[Collected data entries]
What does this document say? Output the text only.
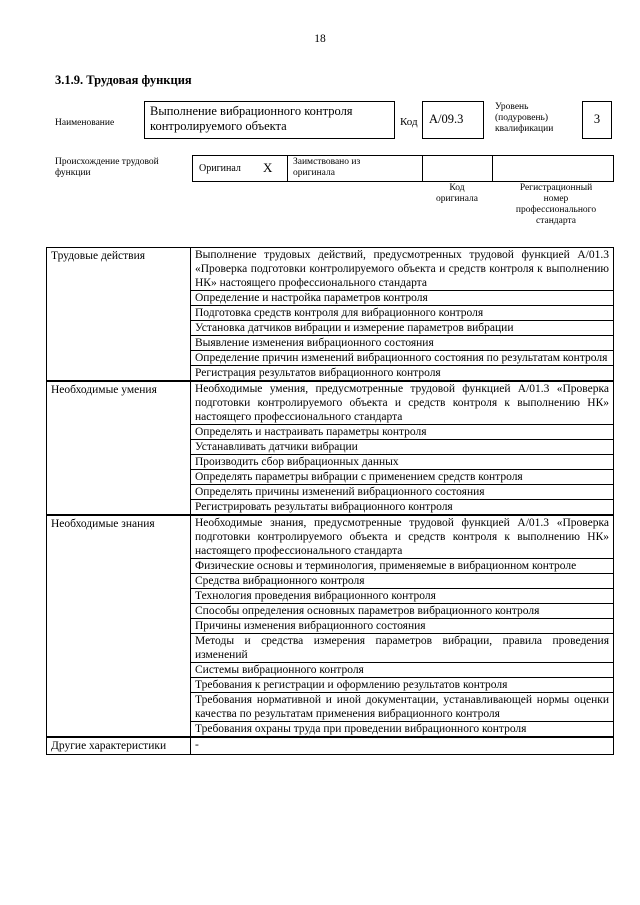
18
3.1.9. Трудовая функция
Наименование
Выполнение вибрационного контроля контролируемого объекта	Код А/09.3
Уровень
(подуровень)
квалификации
3
Происхождение трудовой
функции	Оригинал X Заимствовано из
оригинала
Код
оригинала
Регистрационный
номер
профессионального
стандарта
Трудовые действия	Выполнение трудовых действий, предусмотренных трудовой функцией А/01.3 «Проверка подготовки контролируемого объекта и средств контроля к выполнению НК» настоящего профессионального стандарта
	Определение и настройка параметров контроля
	Подготовка средств контроля для вибрационного контроля
	Установка датчиков вибрации и измерение параметров вибрации
	Выявление изменения вибрационного состояния
	Определение причин изменений вибрационного состояния по результатам контроля
	Регистрация результатов вибрационного контроля
Необходимые умения	Необходимые умения, предусмотренные трудовой функцией А/01.3 «Проверка подготовки контролируемого объекта и средств контроля к выполнению НК» настоящего профессионального стандарта
	Определять и настраивать параметры контроля
	Устанавливать датчики вибрации
	Производить сбор вибрационных данных
	Определять параметры вибрации с применением средств контроля
	Определять причины изменений вибрационного состояния
	Регистрировать результаты вибрационного контроля
Необходимые знания	Необходимые знания, предусмотренные трудовой функцией А/01.3 «Проверка подготовки контролируемого объекта и средств контроля к выполнению НК» настоящего профессионального стандарта
	Физические основы и терминология, применяемые в вибрационном контроле
	Средства вибрационного контроля
	Технология проведения вибрационного контроля
	Способы определения основных параметров вибрационного контроля
	Причины изменения вибрационного состояния
	Методы и средства измерения параметров вибрации, правила проведения изменений
	Системы вибрационного контроля
	Требования к регистрации и оформлению результатов контроля
	Требования нормативной и иной документации, устанавливающей нормы оценки качества по результатам применения вибрационного контроля
	Требования охраны труда при проведении вибрационного контроля
Другие характеристики	-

TASK OBJECTIVE
How many lines in the listing above contain "параметров"? Answer with the number alone.

SOLVED PROBLEM
4